▶ _ENTRIES PROVIDED_
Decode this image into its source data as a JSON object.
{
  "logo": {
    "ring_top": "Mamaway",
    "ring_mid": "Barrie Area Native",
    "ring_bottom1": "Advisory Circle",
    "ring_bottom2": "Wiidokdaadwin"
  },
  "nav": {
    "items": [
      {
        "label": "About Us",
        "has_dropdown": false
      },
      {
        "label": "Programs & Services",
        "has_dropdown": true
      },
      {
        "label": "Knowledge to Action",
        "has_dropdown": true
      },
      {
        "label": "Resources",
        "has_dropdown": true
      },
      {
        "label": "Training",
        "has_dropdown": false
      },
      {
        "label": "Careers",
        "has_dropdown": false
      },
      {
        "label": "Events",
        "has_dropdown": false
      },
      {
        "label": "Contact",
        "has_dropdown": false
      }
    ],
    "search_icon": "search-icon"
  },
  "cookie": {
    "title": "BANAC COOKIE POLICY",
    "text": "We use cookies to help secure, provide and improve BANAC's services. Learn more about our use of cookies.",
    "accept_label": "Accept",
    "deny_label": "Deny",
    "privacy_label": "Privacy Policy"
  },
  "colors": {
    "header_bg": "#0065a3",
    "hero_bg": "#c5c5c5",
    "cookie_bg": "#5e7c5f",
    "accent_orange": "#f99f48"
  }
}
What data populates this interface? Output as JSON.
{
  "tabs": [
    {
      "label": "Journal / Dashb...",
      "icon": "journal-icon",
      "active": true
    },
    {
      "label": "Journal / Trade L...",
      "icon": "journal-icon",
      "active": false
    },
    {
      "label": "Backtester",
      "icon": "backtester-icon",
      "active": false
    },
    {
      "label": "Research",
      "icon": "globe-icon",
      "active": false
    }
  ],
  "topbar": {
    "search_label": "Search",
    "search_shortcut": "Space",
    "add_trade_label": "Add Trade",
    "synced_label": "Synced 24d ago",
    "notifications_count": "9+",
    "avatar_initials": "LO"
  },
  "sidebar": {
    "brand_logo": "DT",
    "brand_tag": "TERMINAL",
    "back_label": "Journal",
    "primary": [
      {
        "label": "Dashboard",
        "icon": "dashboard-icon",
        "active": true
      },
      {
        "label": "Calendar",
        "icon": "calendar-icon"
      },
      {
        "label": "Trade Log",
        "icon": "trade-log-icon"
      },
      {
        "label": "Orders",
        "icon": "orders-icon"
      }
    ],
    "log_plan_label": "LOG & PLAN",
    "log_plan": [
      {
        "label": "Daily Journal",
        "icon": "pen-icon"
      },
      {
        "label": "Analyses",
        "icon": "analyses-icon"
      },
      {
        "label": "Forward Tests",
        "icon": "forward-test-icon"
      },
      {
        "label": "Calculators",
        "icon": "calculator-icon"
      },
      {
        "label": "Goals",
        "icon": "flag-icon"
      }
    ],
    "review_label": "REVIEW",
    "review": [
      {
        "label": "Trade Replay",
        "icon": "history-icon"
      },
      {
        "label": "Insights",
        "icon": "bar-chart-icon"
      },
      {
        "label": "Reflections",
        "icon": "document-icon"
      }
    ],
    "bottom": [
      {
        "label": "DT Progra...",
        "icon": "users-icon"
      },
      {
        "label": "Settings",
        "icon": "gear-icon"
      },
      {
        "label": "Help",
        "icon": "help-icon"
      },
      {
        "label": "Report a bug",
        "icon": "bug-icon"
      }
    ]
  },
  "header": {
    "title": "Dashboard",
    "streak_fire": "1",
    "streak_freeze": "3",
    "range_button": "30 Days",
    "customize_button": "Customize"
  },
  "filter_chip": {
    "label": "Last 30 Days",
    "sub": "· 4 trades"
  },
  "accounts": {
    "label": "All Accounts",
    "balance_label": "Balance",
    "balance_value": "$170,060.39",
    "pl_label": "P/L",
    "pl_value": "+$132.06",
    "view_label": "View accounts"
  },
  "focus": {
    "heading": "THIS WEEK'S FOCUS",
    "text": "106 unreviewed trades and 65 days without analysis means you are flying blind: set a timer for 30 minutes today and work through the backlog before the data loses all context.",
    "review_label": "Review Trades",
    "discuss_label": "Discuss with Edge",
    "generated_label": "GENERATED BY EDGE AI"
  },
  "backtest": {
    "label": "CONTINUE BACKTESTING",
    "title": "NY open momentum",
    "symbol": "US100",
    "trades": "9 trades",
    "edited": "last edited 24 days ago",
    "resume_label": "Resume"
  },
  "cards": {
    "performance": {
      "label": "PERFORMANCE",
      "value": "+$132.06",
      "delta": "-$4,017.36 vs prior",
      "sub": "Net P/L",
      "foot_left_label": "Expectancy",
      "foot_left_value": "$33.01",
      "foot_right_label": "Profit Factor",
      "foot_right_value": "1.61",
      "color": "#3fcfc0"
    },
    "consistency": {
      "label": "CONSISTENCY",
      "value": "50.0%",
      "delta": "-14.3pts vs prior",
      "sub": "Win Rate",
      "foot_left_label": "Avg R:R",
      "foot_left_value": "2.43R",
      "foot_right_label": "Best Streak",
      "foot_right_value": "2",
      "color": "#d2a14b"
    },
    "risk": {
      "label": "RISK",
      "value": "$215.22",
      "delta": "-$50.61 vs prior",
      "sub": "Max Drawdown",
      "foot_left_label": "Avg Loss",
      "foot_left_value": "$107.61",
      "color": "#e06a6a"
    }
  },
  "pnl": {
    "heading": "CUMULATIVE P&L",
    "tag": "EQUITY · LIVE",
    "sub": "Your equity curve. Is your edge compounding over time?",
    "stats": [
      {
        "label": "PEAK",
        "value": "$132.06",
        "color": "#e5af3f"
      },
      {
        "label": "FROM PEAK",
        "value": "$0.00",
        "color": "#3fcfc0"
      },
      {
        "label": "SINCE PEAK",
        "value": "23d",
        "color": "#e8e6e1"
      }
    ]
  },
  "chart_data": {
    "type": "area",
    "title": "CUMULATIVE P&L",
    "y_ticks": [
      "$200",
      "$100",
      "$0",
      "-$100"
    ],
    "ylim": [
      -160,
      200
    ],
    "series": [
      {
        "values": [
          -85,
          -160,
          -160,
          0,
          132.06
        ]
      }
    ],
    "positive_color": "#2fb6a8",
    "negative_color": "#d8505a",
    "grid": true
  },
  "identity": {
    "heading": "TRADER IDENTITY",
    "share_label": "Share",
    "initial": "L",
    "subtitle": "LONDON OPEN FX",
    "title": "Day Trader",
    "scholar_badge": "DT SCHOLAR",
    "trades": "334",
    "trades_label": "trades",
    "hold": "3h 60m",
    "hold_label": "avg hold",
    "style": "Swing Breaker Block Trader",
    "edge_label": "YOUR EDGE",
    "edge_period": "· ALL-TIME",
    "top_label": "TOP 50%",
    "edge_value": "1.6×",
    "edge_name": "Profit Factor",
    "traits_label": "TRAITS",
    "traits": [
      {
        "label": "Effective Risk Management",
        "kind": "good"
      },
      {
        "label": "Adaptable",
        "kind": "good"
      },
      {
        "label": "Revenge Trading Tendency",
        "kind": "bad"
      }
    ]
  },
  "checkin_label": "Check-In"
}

▶ _INSTRUCTIONS FOR THE TASK_
Reproduce the material in full, with no word added or dropped.

▶ _RESULT FOR THIS EXERCISE_
Decode this image into its source data as a JSON object.
{
  "logo": {
    "ring_top": "Mamaway",
    "ring_mid": "Barrie Area Native",
    "ring_bottom1": "Advisory Circle",
    "ring_bottom2": "Wiidokdaadwin"
  },
  "nav": {
    "items": [
      {
        "label": "About Us",
        "has_dropdown": false
      },
      {
        "label": "Programs & Services",
        "has_dropdown": true
      },
      {
        "label": "Knowledge to Action",
        "has_dropdown": true
      },
      {
        "label": "Resources",
        "has_dropdown": true
      },
      {
        "label": "Training",
        "has_dropdown": false
      },
      {
        "label": "Careers",
        "has_dropdown": false
      },
      {
        "label": "Events",
        "has_dropdown": false
      },
      {
        "label": "Contact",
        "has_dropdown": false
      }
    ],
    "search_icon": "search-icon"
  },
  "cookie": {
    "title": "BANAC COOKIE POLICY",
    "text": "We use cookies to help secure, provide and improve BANAC's services. Learn more about our use of cookies.",
    "accept_label": "Accept",
    "deny_label": "Deny",
    "privacy_label": "Privacy Policy"
  },
  "colors": {
    "header_bg": "#0065a3",
    "hero_bg": "#c5c5c5",
    "cookie_bg": "#5e7c5f",
    "accent_orange": "#f99f48"
  }
}
What data populates this interface? Output as JSON.
{
  "tabs": [
    {
      "label": "Journal / Dashb...",
      "icon": "journal-icon",
      "active": true
    },
    {
      "label": "Journal / Trade L...",
      "icon": "journal-icon",
      "active": false
    },
    {
      "label": "Backtester",
      "icon": "backtester-icon",
      "active": false
    },
    {
      "label": "Research",
      "icon": "globe-icon",
      "active": false
    }
  ],
  "topbar": {
    "search_label": "Search",
    "search_shortcut": "Space",
    "add_trade_label": "Add Trade",
    "synced_label": "Synced 24d ago",
    "notifications_count": "9+",
    "avatar_initials": "LO"
  },
  "sidebar": {
    "brand_logo": "DT",
    "brand_tag": "TERMINAL",
    "back_label": "Journal",
    "primary": [
      {
        "label": "Dashboard",
        "icon": "dashboard-icon",
        "active": true
      },
      {
        "label": "Calendar",
        "icon": "calendar-icon"
      },
      {
        "label": "Trade Log",
        "icon": "trade-log-icon"
      },
      {
        "label": "Orders",
        "icon": "orders-icon"
      }
    ],
    "log_plan_label": "LOG & PLAN",
    "log_plan": [
      {
        "label": "Daily Journal",
        "icon": "pen-icon"
      },
      {
        "label": "Analyses",
        "icon": "analyses-icon"
      },
      {
        "label": "Forward Tests",
        "icon": "forward-test-icon"
      },
      {
        "label": "Calculators",
        "icon": "calculator-icon"
      },
      {
        "label": "Goals",
        "icon": "flag-icon"
      }
    ],
    "review_label": "REVIEW",
    "review": [
      {
        "label": "Trade Replay",
        "icon": "history-icon"
      },
      {
        "label": "Insights",
        "icon": "bar-chart-icon"
      },
      {
        "label": "Reflections",
        "icon": "document-icon"
      }
    ],
    "bottom": [
      {
        "label": "DT Progra...",
        "icon": "users-icon"
      },
      {
        "label": "Settings",
        "icon": "gear-icon"
      },
      {
        "label": "Help",
        "icon": "help-icon"
      },
      {
        "label": "Report a bug",
        "icon": "bug-icon"
      }
    ]
  },
  "header": {
    "title": "Dashboard",
    "streak_fire": "1",
    "streak_freeze": "3",
    "range_button": "30 Days",
    "customize_button": "Customize"
  },
  "filter_chip": {
    "label": "Last 30 Days",
    "sub": "· 4 trades"
  },
  "accounts": {
    "label": "All Accounts",
    "balance_label": "Balance",
    "balance_value": "$170,060.39",
    "pl_label": "P/L",
    "pl_value": "+$132.06",
    "view_label": "View accounts"
  },
  "focus": {
    "heading": "THIS WEEK'S FOCUS",
    "text": "106 unreviewed trades and 65 days without analysis means you are flying blind: set a timer for 30 minutes today and work through the backlog before the data loses all context.",
    "review_label": "Review Trades",
    "discuss_label": "Discuss with Edge",
    "generated_label": "GENERATED BY EDGE AI"
  },
  "backtest": {
    "label": "CONTINUE BACKTESTING",
    "title": "NY open momentum",
    "symbol": "US100",
    "trades": "9 trades",
    "edited": "last edited 24 days ago",
    "resume_label": "Resume"
  },
  "cards": {
    "performance": {
      "label": "PERFORMANCE",
      "value": "+$132.06",
      "delta": "-$4,017.36 vs prior",
      "sub": "Net P/L",
      "foot_left_label": "Expectancy",
      "foot_left_value": "$33.01",
      "foot_right_label": "Profit Factor",
      "foot_right_value": "1.61",
      "color": "#3fcfc0"
    },
    "consistency": {
      "label": "CONSISTENCY",
      "value": "50.0%",
      "delta": "-14.3pts vs prior",
      "sub": "Win Rate",
      "foot_left_label": "Avg R:R",
      "foot_left_value": "2.43R",
      "foot_right_label": "Best Streak",
      "foot_right_value": "2",
      "color": "#d2a14b"
    },
    "risk": {
      "label": "RISK",
      "value": "$215.22",
      "delta": "-$50.61 vs prior",
      "sub": "Max Drawdown",
      "foot_left_label": "Avg Loss",
      "foot_left_value": "$107.61",
      "color": "#e06a6a"
    }
  },
  "pnl": {
    "heading": "CUMULATIVE P&L",
    "tag": "EQUITY · LIVE",
    "sub": "Your equity curve. Is your edge compounding over time?",
    "stats": [
      {
        "label": "PEAK",
        "value": "$132.06",
        "color": "#e5af3f"
      },
      {
        "label": "FROM PEAK",
        "value": "$0.00",
        "color": "#3fcfc0"
      },
      {
        "label": "SINCE PEAK",
        "value": "23d",
        "color": "#e8e6e1"
      }
    ]
  },
  "chart_data": {
    "type": "area",
    "title": "CUMULATIVE P&L",
    "y_ticks": [
      "$200",
      "$100",
      "$0",
      "-$100"
    ],
    "ylim": [
      -160,
      200
    ],
    "series": [
      {
        "values": [
          -85,
          -160,
          -160,
          0,
          132.06
        ]
      }
    ],
    "positive_color": "#2fb6a8",
    "negative_color": "#d8505a",
    "grid": true
  },
  "identity": {
    "heading": "TRADER IDENTITY",
    "share_label": "Share",
    "initial": "L",
    "subtitle": "LONDON OPEN FX",
    "title": "Day Trader",
    "scholar_badge": "DT SCHOLAR",
    "trades": "334",
    "trades_label": "trades",
    "hold": "3h 60m",
    "hold_label": "avg hold",
    "style": "Swing Breaker Block Trader",
    "edge_label": "YOUR EDGE",
    "edge_period": "· ALL-TIME",
    "top_label": "TOP 50%",
    "edge_value": "1.6×",
    "edge_name": "Profit Factor",
    "traits_label": "TRAITS",
    "traits": [
      {
        "label": "Effective Risk Management",
        "kind": "good"
      },
      {
        "label": "Adaptable",
        "kind": "good"
      },
      {
        "label": "Revenge Trading Tendency",
        "kind": "bad"
      }
    ]
  },
  "checkin_label": "Check-In"
}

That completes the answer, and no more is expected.